Exercise data:

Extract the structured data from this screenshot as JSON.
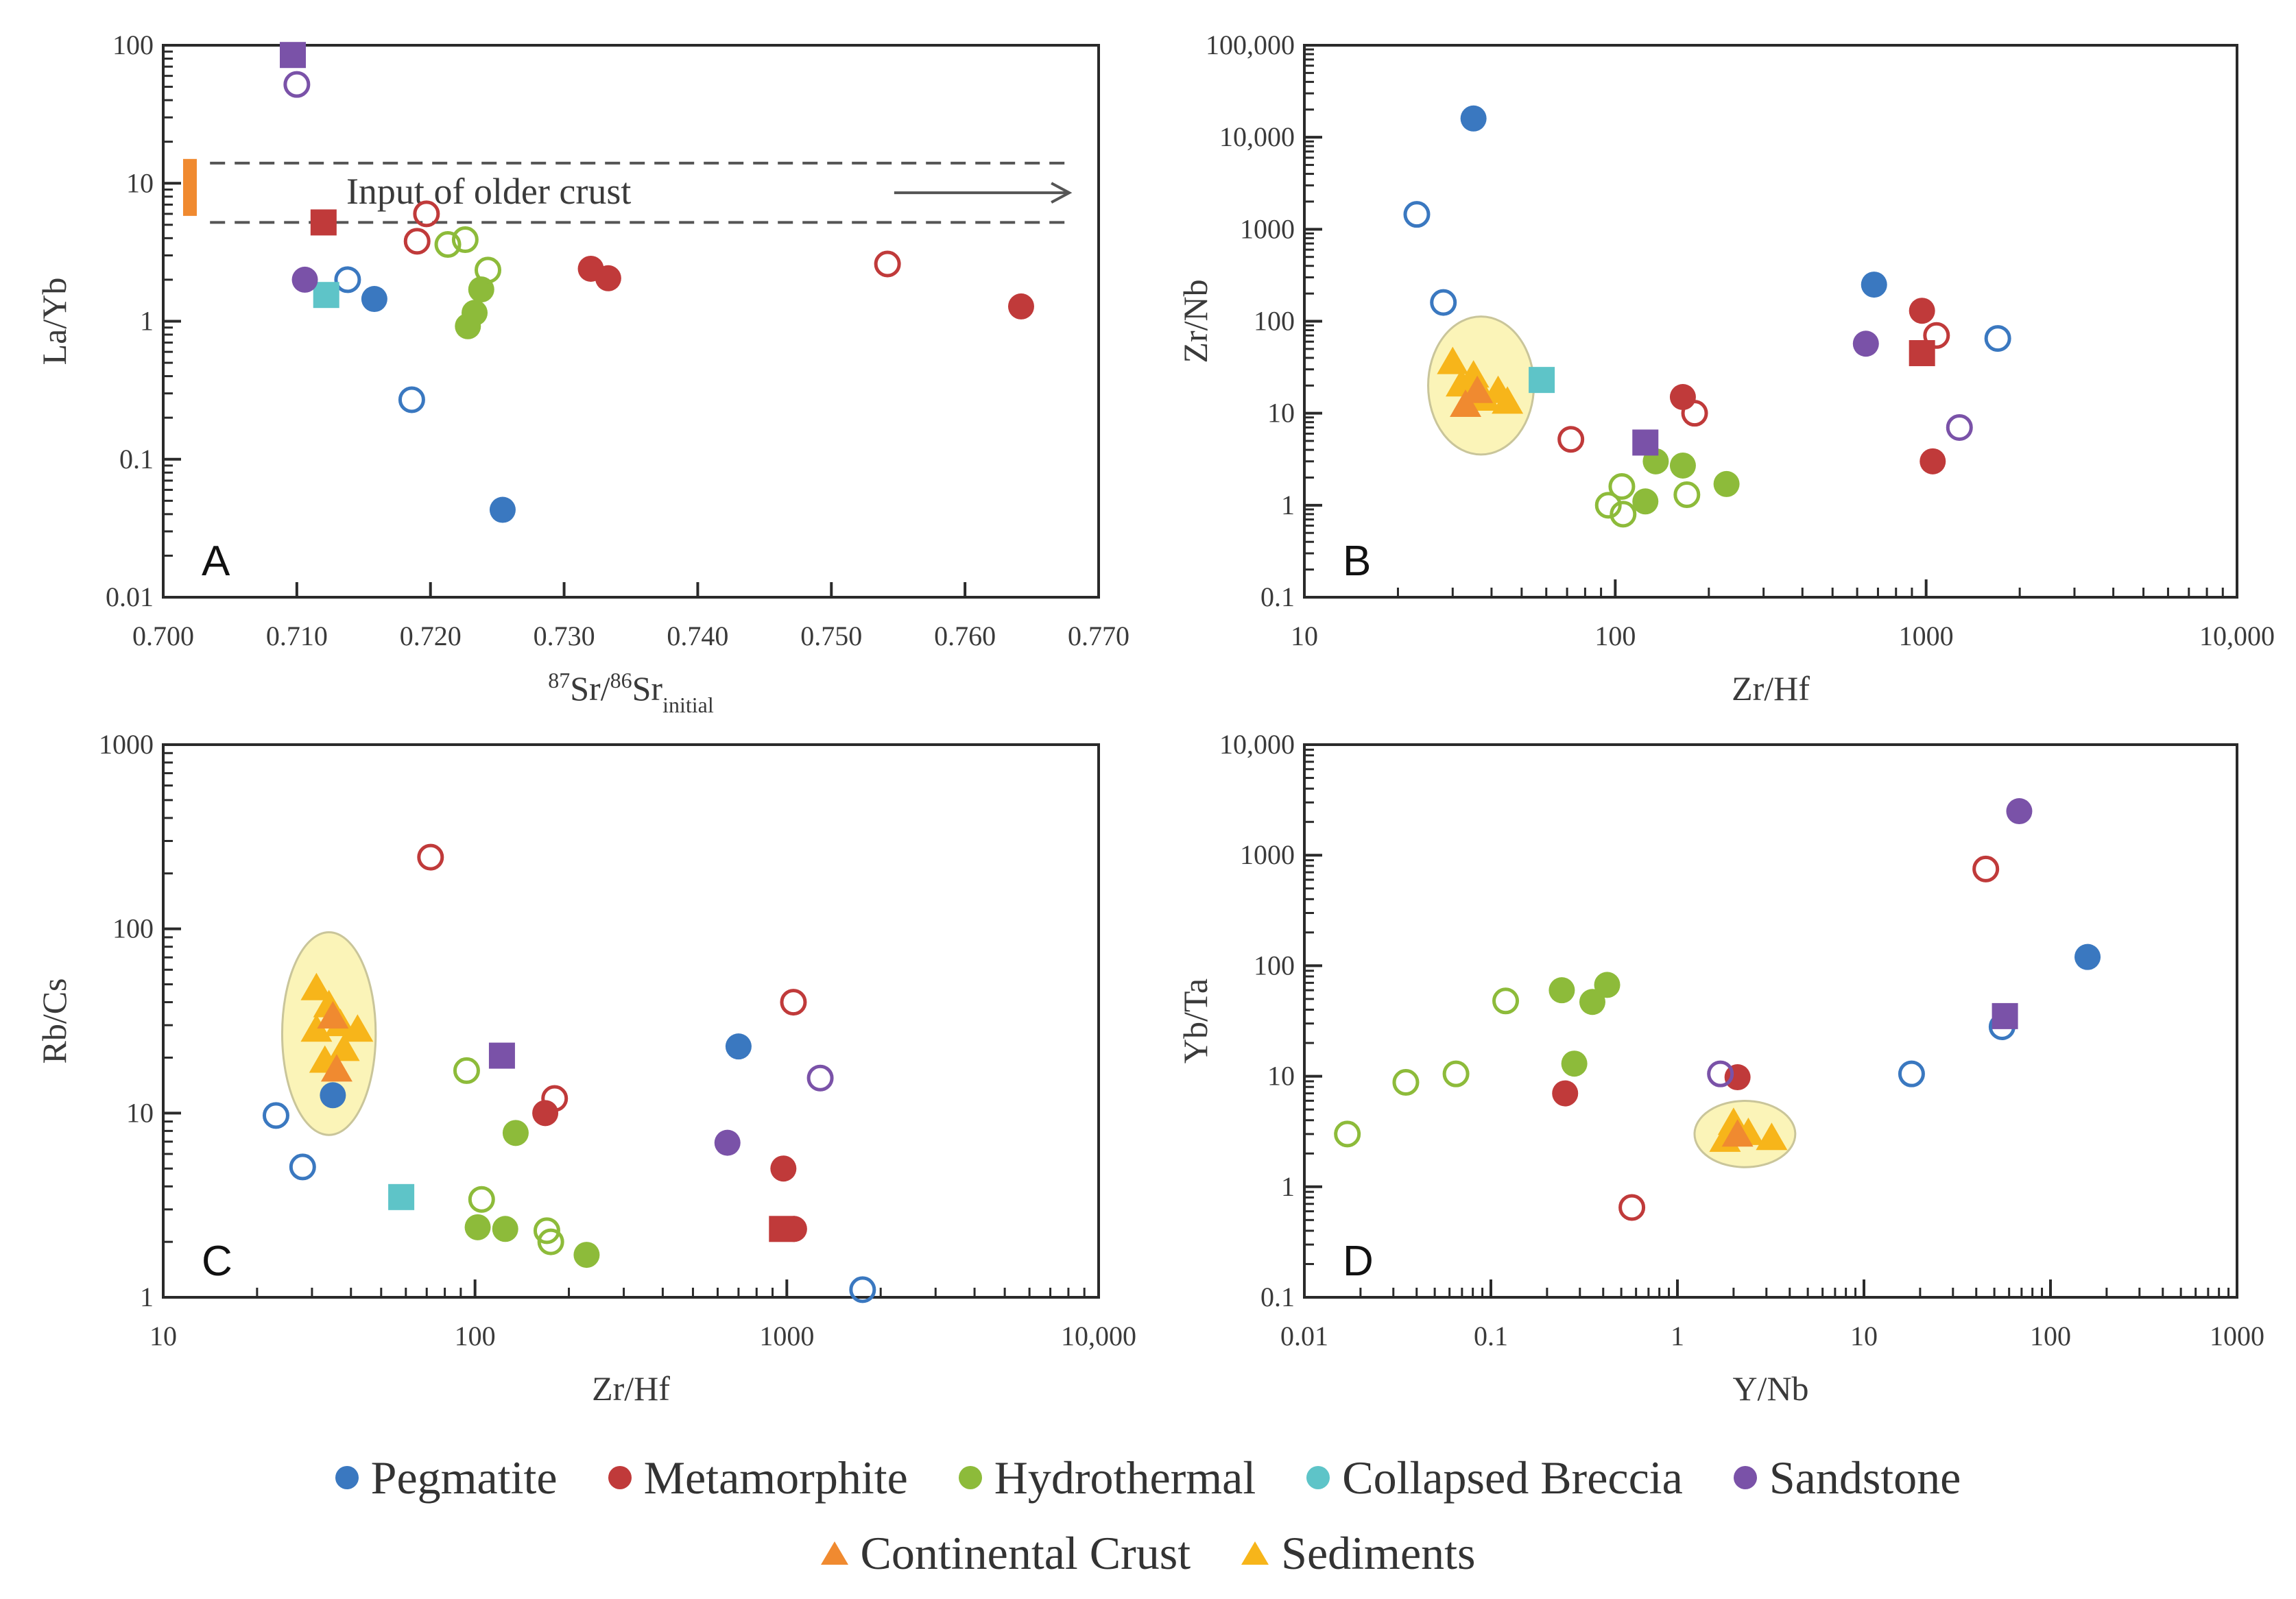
{
  "colors": {
    "Pegmatite": "#3a78c0",
    "Metamorphite": "#c03a3a",
    "Hydrothermal": "#8dbb3a",
    "Collapsed Breccia": "#5ec4c8",
    "Sandstone": "#7a52a8",
    "Continental Crust": "#f08a30",
    "Sediments": "#f7b51a",
    "ellipse": "#fbf4b8"
  },
  "legend": {
    "row1": [
      {
        "label": "Pegmatite",
        "color_key": "Pegmatite",
        "marker": "circle"
      },
      {
        "label": "Metamorphite",
        "color_key": "Metamorphite",
        "marker": "circle"
      },
      {
        "label": "Hydrothermal",
        "color_key": "Hydrothermal",
        "marker": "circle"
      },
      {
        "label": "Collapsed Breccia",
        "color_key": "Collapsed Breccia",
        "marker": "circle"
      },
      {
        "label": "Sandstone",
        "color_key": "Sandstone",
        "marker": "circle"
      }
    ],
    "row2": [
      {
        "label": "Continental Crust",
        "color_key": "Continental Crust",
        "marker": "triangle"
      },
      {
        "label": "Sediments",
        "color_key": "Sediments",
        "marker": "triangle"
      }
    ]
  },
  "chart_data": [
    {
      "panel": "A",
      "type": "scatter",
      "xscale": "linear",
      "yscale": "log",
      "xlim": [
        0.7,
        0.77
      ],
      "ylim": [
        0.01,
        100
      ],
      "xticks": [
        0.7,
        0.71,
        0.72,
        0.73,
        0.74,
        0.75,
        0.76,
        0.77
      ],
      "xtick_labels": [
        "0.700",
        "0.710",
        "0.720",
        "0.730",
        "0.740",
        "0.750",
        "0.760",
        "0.770"
      ],
      "yticks": [
        0.01,
        0.1,
        1,
        10,
        100
      ],
      "ytick_labels": [
        "0.01",
        "0.1",
        "1",
        "10",
        "100"
      ],
      "xlabel": {
        "base": "Sr/",
        "sup1": "87",
        "sup2": "86",
        "mid": "Sr",
        "sub": "initial"
      },
      "ylabel": "La/Yb",
      "annotation": "Input of older crust",
      "band": [
        5.2,
        14
      ],
      "orange_bar": [
        0.702,
        5.8,
        15
      ],
      "points": [
        {
          "s": "Pegmatite",
          "x": 0.7158,
          "y": 1.45,
          "f": true,
          "m": "o"
        },
        {
          "s": "Pegmatite",
          "x": 0.7254,
          "y": 0.043,
          "f": true,
          "m": "o"
        },
        {
          "s": "Pegmatite",
          "x": 0.7138,
          "y": 2.0,
          "f": false,
          "m": "o"
        },
        {
          "s": "Pegmatite",
          "x": 0.7186,
          "y": 0.27,
          "f": false,
          "m": "o"
        },
        {
          "s": "Metamorphite",
          "x": 0.732,
          "y": 2.4,
          "f": true,
          "m": "o"
        },
        {
          "s": "Metamorphite",
          "x": 0.7333,
          "y": 2.05,
          "f": true,
          "m": "o"
        },
        {
          "s": "Metamorphite",
          "x": 0.7642,
          "y": 1.28,
          "f": true,
          "m": "o"
        },
        {
          "s": "Metamorphite",
          "x": 0.7197,
          "y": 6.0,
          "f": false,
          "m": "o"
        },
        {
          "s": "Metamorphite",
          "x": 0.719,
          "y": 3.8,
          "f": false,
          "m": "o"
        },
        {
          "s": "Metamorphite",
          "x": 0.7542,
          "y": 2.6,
          "f": false,
          "m": "o"
        },
        {
          "s": "Metamorphite",
          "x": 0.712,
          "y": 5.2,
          "f": true,
          "m": "s"
        },
        {
          "s": "Hydrothermal",
          "x": 0.7238,
          "y": 1.7,
          "f": true,
          "m": "o"
        },
        {
          "s": "Hydrothermal",
          "x": 0.7233,
          "y": 1.15,
          "f": true,
          "m": "o"
        },
        {
          "s": "Hydrothermal",
          "x": 0.7228,
          "y": 0.92,
          "f": true,
          "m": "o"
        },
        {
          "s": "Hydrothermal",
          "x": 0.7213,
          "y": 3.6,
          "f": false,
          "m": "o"
        },
        {
          "s": "Hydrothermal",
          "x": 0.7226,
          "y": 3.9,
          "f": false,
          "m": "o"
        },
        {
          "s": "Hydrothermal",
          "x": 0.7243,
          "y": 2.35,
          "f": false,
          "m": "o"
        },
        {
          "s": "Collapsed Breccia",
          "x": 0.7122,
          "y": 1.55,
          "f": true,
          "m": "s"
        },
        {
          "s": "Sandstone",
          "x": 0.7106,
          "y": 2.0,
          "f": true,
          "m": "o"
        },
        {
          "s": "Sandstone",
          "x": 0.71,
          "y": 52,
          "f": false,
          "m": "o"
        },
        {
          "s": "Sandstone",
          "x": 0.7097,
          "y": 85,
          "f": true,
          "m": "s"
        }
      ]
    },
    {
      "panel": "B",
      "type": "scatter",
      "xscale": "log",
      "yscale": "log",
      "xlim": [
        10,
        10000
      ],
      "ylim": [
        0.1,
        100000
      ],
      "xticks": [
        10,
        100,
        1000,
        10000
      ],
      "xtick_labels": [
        "10",
        "100",
        "1000",
        "10,000"
      ],
      "yticks": [
        0.1,
        1,
        10,
        100,
        1000,
        10000,
        100000
      ],
      "ytick_labels": [
        "0.1",
        "1",
        "10",
        "100",
        "1000",
        "10,000",
        "100,000"
      ],
      "xlabel": "Zr/Hf",
      "ylabel": "Zr/Nb",
      "ellipse": {
        "cx": 37,
        "cy": 20,
        "rx_dec": 0.17,
        "ry_dec": 0.75
      },
      "triangles": [
        {
          "s": "Sediments",
          "x": 30,
          "y": 35
        },
        {
          "s": "Sediments",
          "x": 32,
          "y": 20
        },
        {
          "s": "Sediments",
          "x": 35,
          "y": 25
        },
        {
          "s": "Sediments",
          "x": 38,
          "y": 14
        },
        {
          "s": "Sediments",
          "x": 42,
          "y": 17
        },
        {
          "s": "Sediments",
          "x": 45,
          "y": 13
        },
        {
          "s": "Continental Crust",
          "x": 33,
          "y": 12
        },
        {
          "s": "Continental Crust",
          "x": 36,
          "y": 17
        }
      ],
      "points": [
        {
          "s": "Pegmatite",
          "x": 35,
          "y": 16000,
          "f": true,
          "m": "o"
        },
        {
          "s": "Pegmatite",
          "x": 680,
          "y": 250,
          "f": true,
          "m": "o"
        },
        {
          "s": "Pegmatite",
          "x": 23,
          "y": 1450,
          "f": false,
          "m": "o"
        },
        {
          "s": "Pegmatite",
          "x": 28,
          "y": 160,
          "f": false,
          "m": "o"
        },
        {
          "s": "Pegmatite",
          "x": 1700,
          "y": 65,
          "f": false,
          "m": "o"
        },
        {
          "s": "Metamorphite",
          "x": 165,
          "y": 15,
          "f": true,
          "m": "o"
        },
        {
          "s": "Metamorphite",
          "x": 970,
          "y": 130,
          "f": true,
          "m": "o"
        },
        {
          "s": "Metamorphite",
          "x": 1050,
          "y": 3.0,
          "f": true,
          "m": "o"
        },
        {
          "s": "Metamorphite",
          "x": 72,
          "y": 5.2,
          "f": false,
          "m": "o"
        },
        {
          "s": "Metamorphite",
          "x": 180,
          "y": 10,
          "f": false,
          "m": "o"
        },
        {
          "s": "Metamorphite",
          "x": 1080,
          "y": 70,
          "f": false,
          "m": "o"
        },
        {
          "s": "Metamorphite",
          "x": 970,
          "y": 45,
          "f": true,
          "m": "s"
        },
        {
          "s": "Hydrothermal",
          "x": 135,
          "y": 3.0,
          "f": true,
          "m": "o"
        },
        {
          "s": "Hydrothermal",
          "x": 165,
          "y": 2.7,
          "f": true,
          "m": "o"
        },
        {
          "s": "Hydrothermal",
          "x": 228,
          "y": 1.7,
          "f": true,
          "m": "o"
        },
        {
          "s": "Hydrothermal",
          "x": 125,
          "y": 1.1,
          "f": true,
          "m": "o"
        },
        {
          "s": "Hydrothermal",
          "x": 105,
          "y": 1.6,
          "f": false,
          "m": "o"
        },
        {
          "s": "Hydrothermal",
          "x": 95,
          "y": 1.0,
          "f": false,
          "m": "o"
        },
        {
          "s": "Hydrothermal",
          "x": 106,
          "y": 0.8,
          "f": false,
          "m": "o"
        },
        {
          "s": "Hydrothermal",
          "x": 170,
          "y": 1.3,
          "f": false,
          "m": "o"
        },
        {
          "s": "Collapsed Breccia",
          "x": 58,
          "y": 23,
          "f": true,
          "m": "s"
        },
        {
          "s": "Sandstone",
          "x": 640,
          "y": 57,
          "f": true,
          "m": "o"
        },
        {
          "s": "Sandstone",
          "x": 1280,
          "y": 7.0,
          "f": false,
          "m": "o"
        },
        {
          "s": "Sandstone",
          "x": 125,
          "y": 4.8,
          "f": true,
          "m": "s"
        }
      ]
    },
    {
      "panel": "C",
      "type": "scatter",
      "xscale": "log",
      "yscale": "log",
      "xlim": [
        10,
        10000
      ],
      "ylim": [
        1,
        1000
      ],
      "xticks": [
        10,
        100,
        1000,
        10000
      ],
      "xtick_labels": [
        "10",
        "100",
        "1000",
        "10,000"
      ],
      "yticks": [
        1,
        10,
        100,
        1000
      ],
      "ytick_labels": [
        "1",
        "10",
        "100",
        "1000"
      ],
      "xlabel": "Zr/Hf",
      "ylabel": "Rb/Cs",
      "ellipse": {
        "cx": 34,
        "cy": 27,
        "rx_dec": 0.15,
        "ry_dec": 0.55
      },
      "triangles": [
        {
          "s": "Sediments",
          "x": 31,
          "y": 47
        },
        {
          "s": "Sediments",
          "x": 34,
          "y": 38
        },
        {
          "s": "Sediments",
          "x": 31,
          "y": 28
        },
        {
          "s": "Sediments",
          "x": 37,
          "y": 30
        },
        {
          "s": "Sediments",
          "x": 42,
          "y": 28
        },
        {
          "s": "Sediments",
          "x": 33,
          "y": 19
        },
        {
          "s": "Sediments",
          "x": 38,
          "y": 22
        },
        {
          "s": "Continental Crust",
          "x": 35,
          "y": 33
        },
        {
          "s": "Continental Crust",
          "x": 36,
          "y": 17
        }
      ],
      "points": [
        {
          "s": "Pegmatite",
          "x": 35,
          "y": 12.5,
          "f": true,
          "m": "o"
        },
        {
          "s": "Pegmatite",
          "x": 700,
          "y": 23,
          "f": true,
          "m": "o"
        },
        {
          "s": "Pegmatite",
          "x": 23,
          "y": 9.7,
          "f": false,
          "m": "o"
        },
        {
          "s": "Pegmatite",
          "x": 28,
          "y": 5.1,
          "f": false,
          "m": "o"
        },
        {
          "s": "Pegmatite",
          "x": 1750,
          "y": 1.1,
          "f": false,
          "m": "o"
        },
        {
          "s": "Metamorphite",
          "x": 168,
          "y": 10,
          "f": true,
          "m": "o"
        },
        {
          "s": "Metamorphite",
          "x": 975,
          "y": 5.0,
          "f": true,
          "m": "o"
        },
        {
          "s": "Metamorphite",
          "x": 1055,
          "y": 2.35,
          "f": true,
          "m": "o"
        },
        {
          "s": "Metamorphite",
          "x": 72,
          "y": 245,
          "f": false,
          "m": "o"
        },
        {
          "s": "Metamorphite",
          "x": 180,
          "y": 12,
          "f": false,
          "m": "o"
        },
        {
          "s": "Metamorphite",
          "x": 1050,
          "y": 40,
          "f": false,
          "m": "o"
        },
        {
          "s": "Metamorphite",
          "x": 965,
          "y": 2.35,
          "f": true,
          "m": "s"
        },
        {
          "s": "Hydrothermal",
          "x": 135,
          "y": 7.8,
          "f": true,
          "m": "o"
        },
        {
          "s": "Hydrothermal",
          "x": 102,
          "y": 2.4,
          "f": true,
          "m": "o"
        },
        {
          "s": "Hydrothermal",
          "x": 125,
          "y": 2.35,
          "f": true,
          "m": "o"
        },
        {
          "s": "Hydrothermal",
          "x": 228,
          "y": 1.7,
          "f": true,
          "m": "o"
        },
        {
          "s": "Hydrothermal",
          "x": 94,
          "y": 17,
          "f": false,
          "m": "o"
        },
        {
          "s": "Hydrothermal",
          "x": 105,
          "y": 3.4,
          "f": false,
          "m": "o"
        },
        {
          "s": "Hydrothermal",
          "x": 170,
          "y": 2.3,
          "f": false,
          "m": "o"
        },
        {
          "s": "Hydrothermal",
          "x": 175,
          "y": 2.0,
          "f": false,
          "m": "o"
        },
        {
          "s": "Collapsed Breccia",
          "x": 58,
          "y": 3.5,
          "f": true,
          "m": "s"
        },
        {
          "s": "Sandstone",
          "x": 645,
          "y": 6.9,
          "f": true,
          "m": "o"
        },
        {
          "s": "Sandstone",
          "x": 1280,
          "y": 15.5,
          "f": false,
          "m": "o"
        },
        {
          "s": "Sandstone",
          "x": 122,
          "y": 20.5,
          "f": true,
          "m": "s"
        }
      ]
    },
    {
      "panel": "D",
      "type": "scatter",
      "xscale": "log",
      "yscale": "log",
      "xlim": [
        0.01,
        1000
      ],
      "ylim": [
        0.1,
        10000
      ],
      "xticks": [
        0.01,
        0.1,
        1,
        10,
        100,
        1000
      ],
      "xtick_labels": [
        "0.01",
        "0.1",
        "1",
        "10",
        "100",
        "1000"
      ],
      "yticks": [
        0.1,
        1,
        10,
        100,
        1000,
        10000
      ],
      "ytick_labels": [
        "0.1",
        "1",
        "10",
        "100",
        "1000",
        "10,000"
      ],
      "xlabel": "Y/Nb",
      "ylabel": "Yb/Ta",
      "ellipse": {
        "cx": 2.3,
        "cy": 3.0,
        "rx_dec": 0.27,
        "ry_dec": 0.3
      },
      "triangles": [
        {
          "s": "Sediments",
          "x": 2.0,
          "y": 3.7
        },
        {
          "s": "Sediments",
          "x": 2.4,
          "y": 3.0
        },
        {
          "s": "Sediments",
          "x": 3.2,
          "y": 2.7
        },
        {
          "s": "Sediments",
          "x": 1.8,
          "y": 2.6
        },
        {
          "s": "Continental Crust",
          "x": 2.1,
          "y": 2.9
        }
      ],
      "points": [
        {
          "s": "Pegmatite",
          "x": 158,
          "y": 120,
          "f": true,
          "m": "o"
        },
        {
          "s": "Pegmatite",
          "x": 18,
          "y": 10.5,
          "f": false,
          "m": "o"
        },
        {
          "s": "Pegmatite",
          "x": 55,
          "y": 28,
          "f": false,
          "m": "o"
        },
        {
          "s": "Metamorphite",
          "x": 0.25,
          "y": 7.0,
          "f": true,
          "m": "o"
        },
        {
          "s": "Metamorphite",
          "x": 2.1,
          "y": 9.8,
          "f": true,
          "m": "o"
        },
        {
          "s": "Metamorphite",
          "x": 0.57,
          "y": 0.65,
          "f": false,
          "m": "o"
        },
        {
          "s": "Metamorphite",
          "x": 45,
          "y": 750,
          "f": false,
          "m": "o"
        },
        {
          "s": "Hydrothermal",
          "x": 0.24,
          "y": 60,
          "f": true,
          "m": "o"
        },
        {
          "s": "Hydrothermal",
          "x": 0.35,
          "y": 47,
          "f": true,
          "m": "o"
        },
        {
          "s": "Hydrothermal",
          "x": 0.42,
          "y": 67,
          "f": true,
          "m": "o"
        },
        {
          "s": "Hydrothermal",
          "x": 0.28,
          "y": 13,
          "f": true,
          "m": "o"
        },
        {
          "s": "Hydrothermal",
          "x": 0.017,
          "y": 3.0,
          "f": false,
          "m": "o"
        },
        {
          "s": "Hydrothermal",
          "x": 0.035,
          "y": 8.8,
          "f": false,
          "m": "o"
        },
        {
          "s": "Hydrothermal",
          "x": 0.065,
          "y": 10.5,
          "f": false,
          "m": "o"
        },
        {
          "s": "Hydrothermal",
          "x": 0.12,
          "y": 48,
          "f": false,
          "m": "o"
        },
        {
          "s": "Sandstone",
          "x": 68,
          "y": 2500,
          "f": true,
          "m": "o"
        },
        {
          "s": "Sandstone",
          "x": 1.7,
          "y": 10.5,
          "f": false,
          "m": "o"
        },
        {
          "s": "Sandstone",
          "x": 57,
          "y": 35,
          "f": true,
          "m": "s"
        }
      ]
    }
  ]
}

Stated problem: Extract each line from the entries above that contains the string "ylabel".

Answer to the task:
      "ylabel": "La/Yb",
      "ylabel": "Zr/Nb",
      "ylabel": "Rb/Cs",
      "ylabel": "Yb/Ta",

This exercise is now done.